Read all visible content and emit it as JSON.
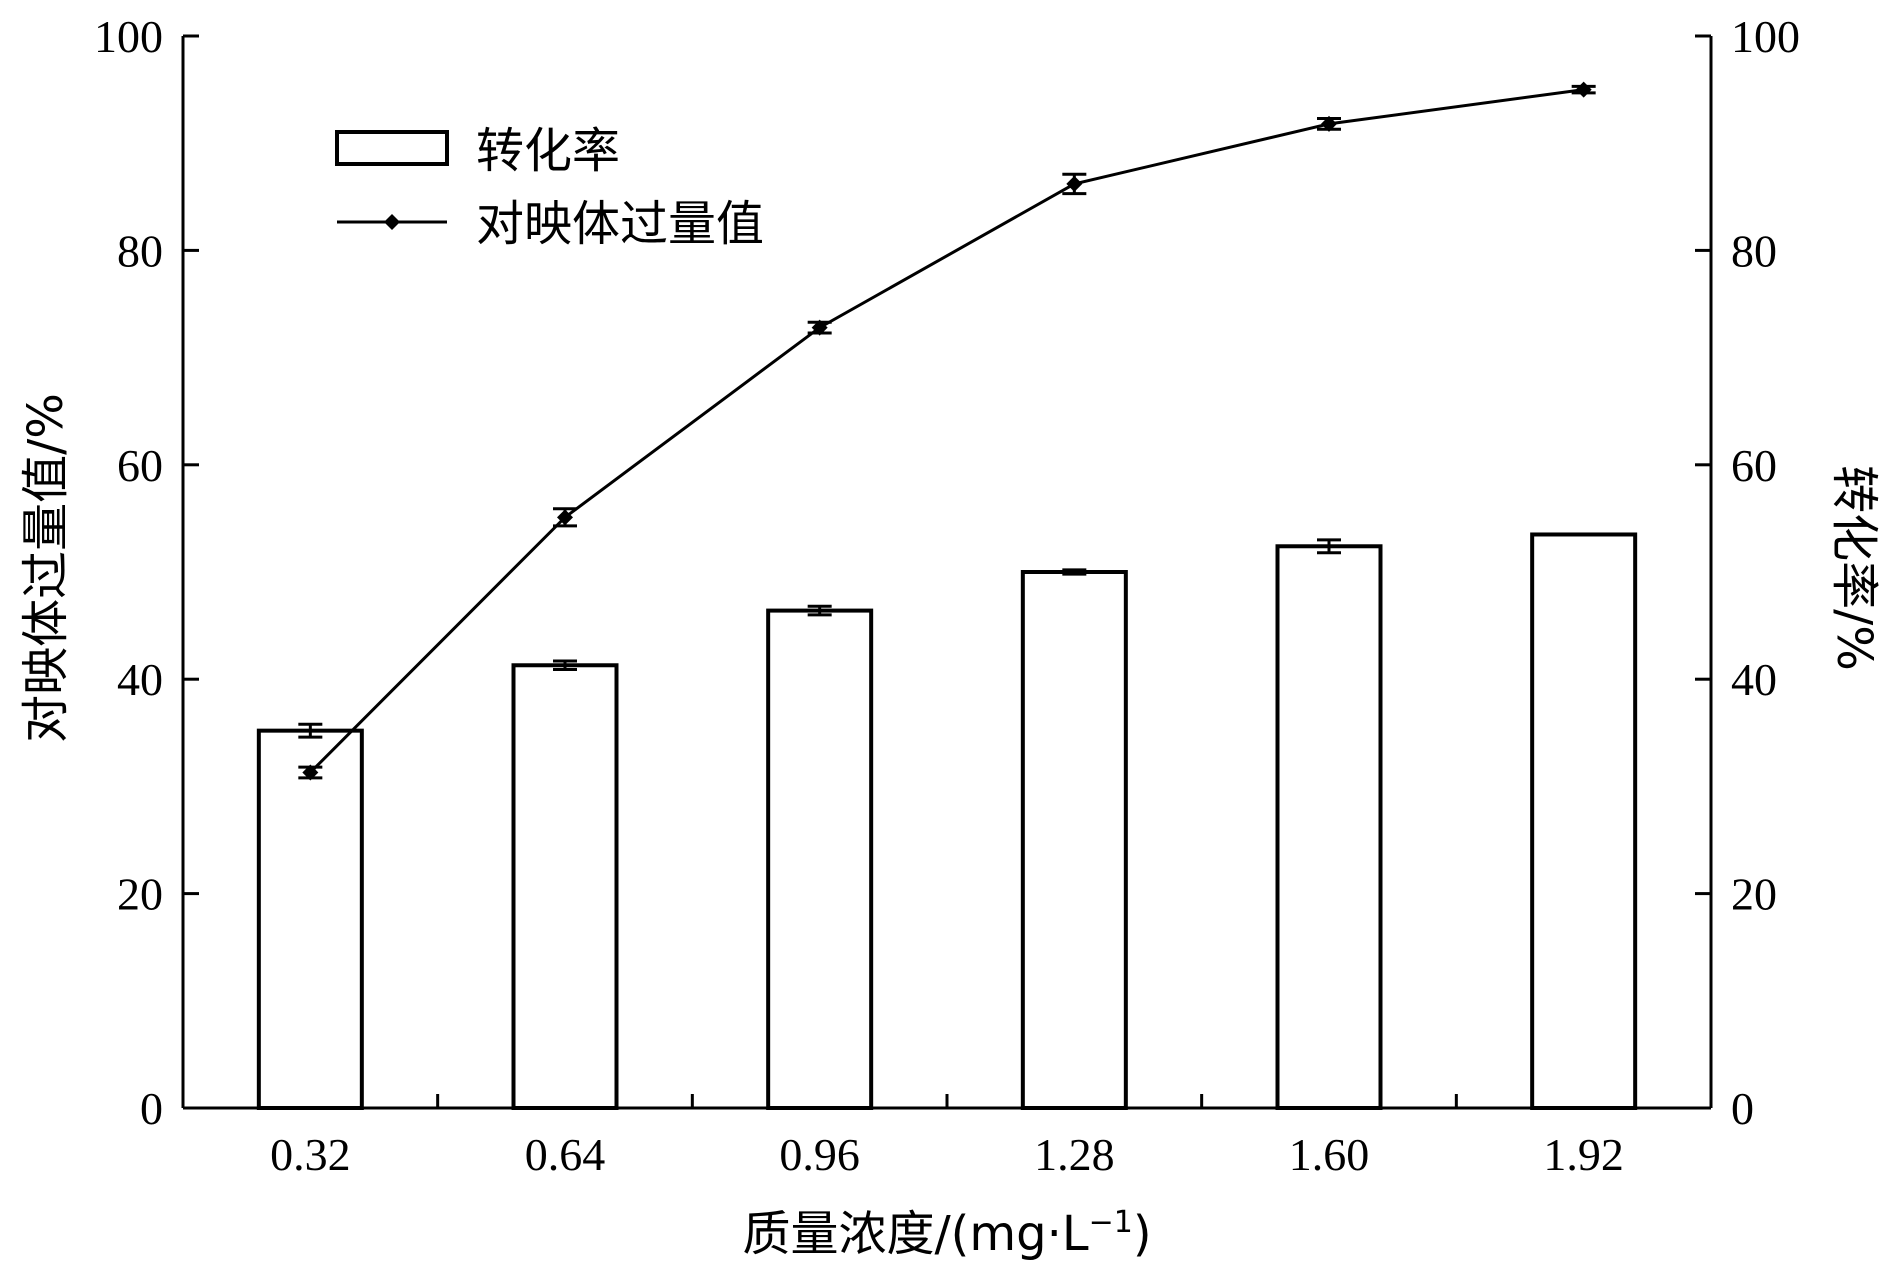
{
  "chart_data": {
    "type": "bar",
    "xlabel_main": "质量浓度/(mg·L",
    "xlabel_sup": "−1",
    "xlabel_end": ")",
    "ylabel_left": "对映体过量值/%",
    "ylabel_right": "转化率/%",
    "categories": [
      "0.32",
      "0.64",
      "0.96",
      "1.28",
      "1.60",
      "1.92"
    ],
    "ylim_left": [
      0,
      100
    ],
    "ylim_right": [
      0,
      100
    ],
    "yticks": [
      "0",
      "20",
      "40",
      "60",
      "80",
      "100"
    ],
    "grid": false,
    "legend_position": "top-left",
    "series": [
      {
        "name": "转化率",
        "kind": "bar",
        "axis": "right",
        "values": [
          35.2,
          41.3,
          46.4,
          50.0,
          52.4,
          53.5
        ],
        "errors": [
          0.6,
          0.4,
          0.4,
          0.2,
          0.6,
          0
        ]
      },
      {
        "name": "对映体过量值",
        "kind": "line",
        "axis": "left",
        "marker": "diamond",
        "values": [
          31.3,
          55.1,
          72.8,
          86.2,
          91.8,
          95.0
        ],
        "errors": [
          0.5,
          0.8,
          0.5,
          0.9,
          0.5,
          0.3
        ]
      }
    ]
  }
}
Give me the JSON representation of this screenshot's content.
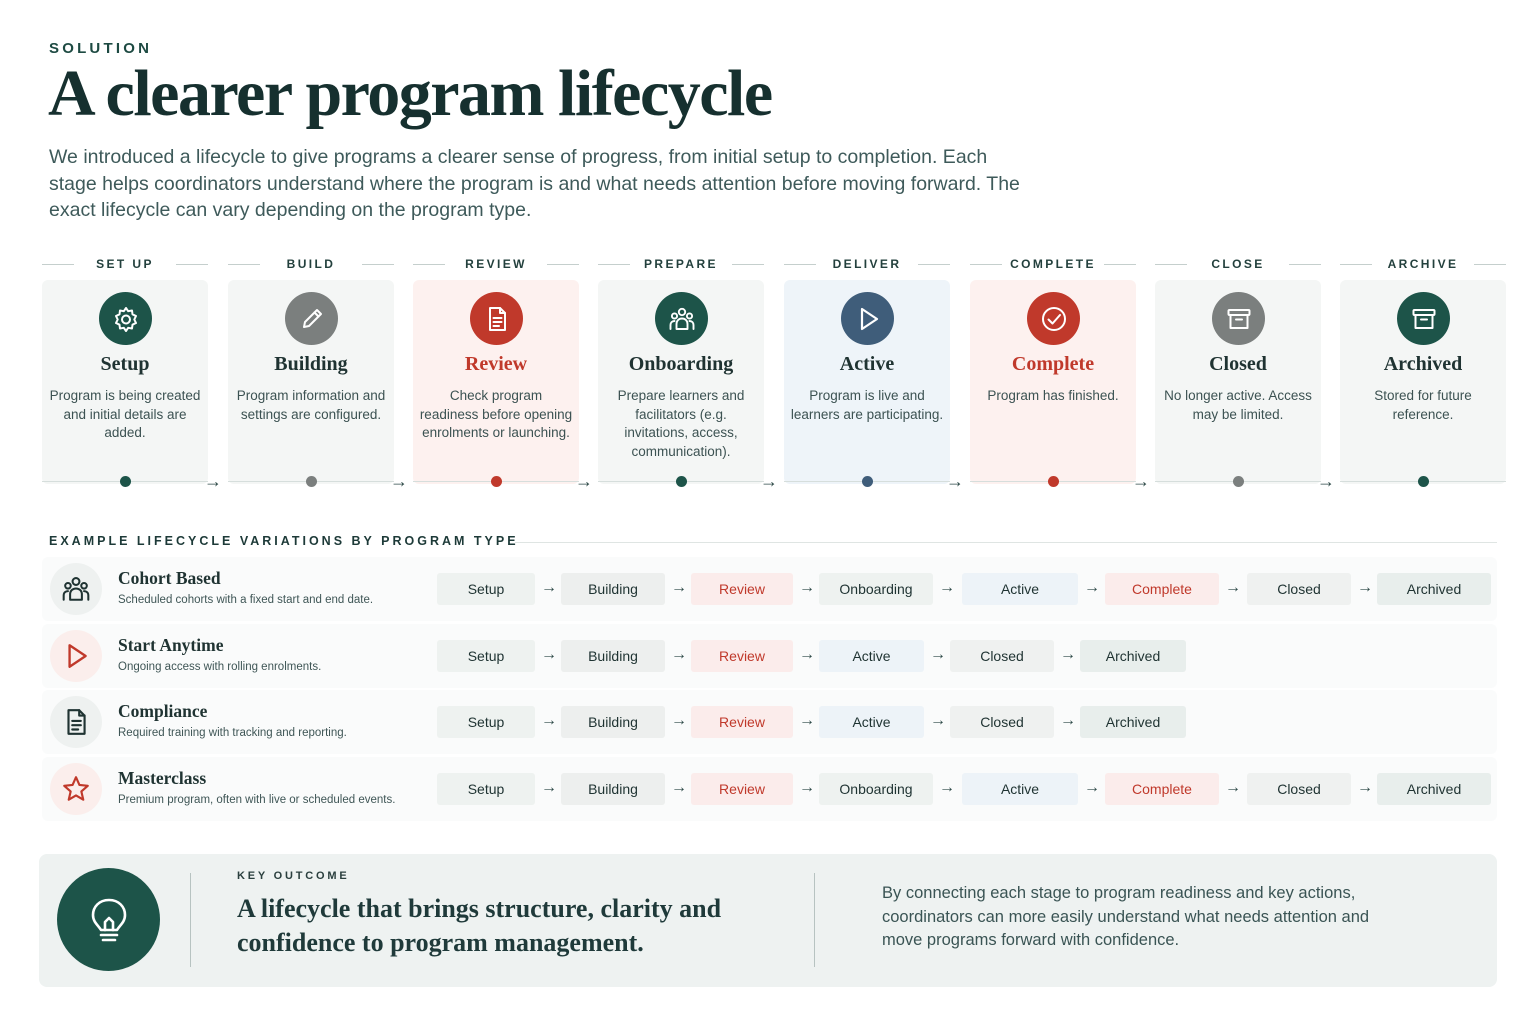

====================

- **Work to complete**: Copy every entry word for word, but omit the pictures.

- **Expected output**:
Read all visible content and emit it as JSON.
{
  "chart_data": {
    "type": "bar",
    "xlabel_main": "质量浓度/(mg·L",
    "xlabel_sup": "−1",
    "xlabel_end": ")",
    "ylabel_left": "对映体过量值/%",
    "ylabel_right": "转化率/%",
    "categories": [
      "0.32",
      "0.64",
      "0.96",
      "1.28",
      "1.60",
      "1.92"
    ],
    "ylim_left": [
      0,
      100
    ],
    "ylim_right": [
      0,
      100
    ],
    "yticks": [
      "0",
      "20",
      "40",
      "60",
      "80",
      "100"
    ],
    "grid": false,
    "legend_position": "top-left",
    "series": [
      {
        "name": "转化率",
        "kind": "bar",
        "axis": "right",
        "values": [
          35.2,
          41.3,
          46.4,
          50.0,
          52.4,
          53.5
        ],
        "errors": [
          0.6,
          0.4,
          0.4,
          0.2,
          0.6,
          0
        ]
      },
      {
        "name": "对映体过量值",
        "kind": "line",
        "axis": "left",
        "marker": "diamond",
        "values": [
          31.3,
          55.1,
          72.8,
          86.2,
          91.8,
          95.0
        ],
        "errors": [
          0.5,
          0.8,
          0.5,
          0.9,
          0.5,
          0.3
        ]
      }
    ]
  }
}
Give me the JSON representation of this screenshot's content.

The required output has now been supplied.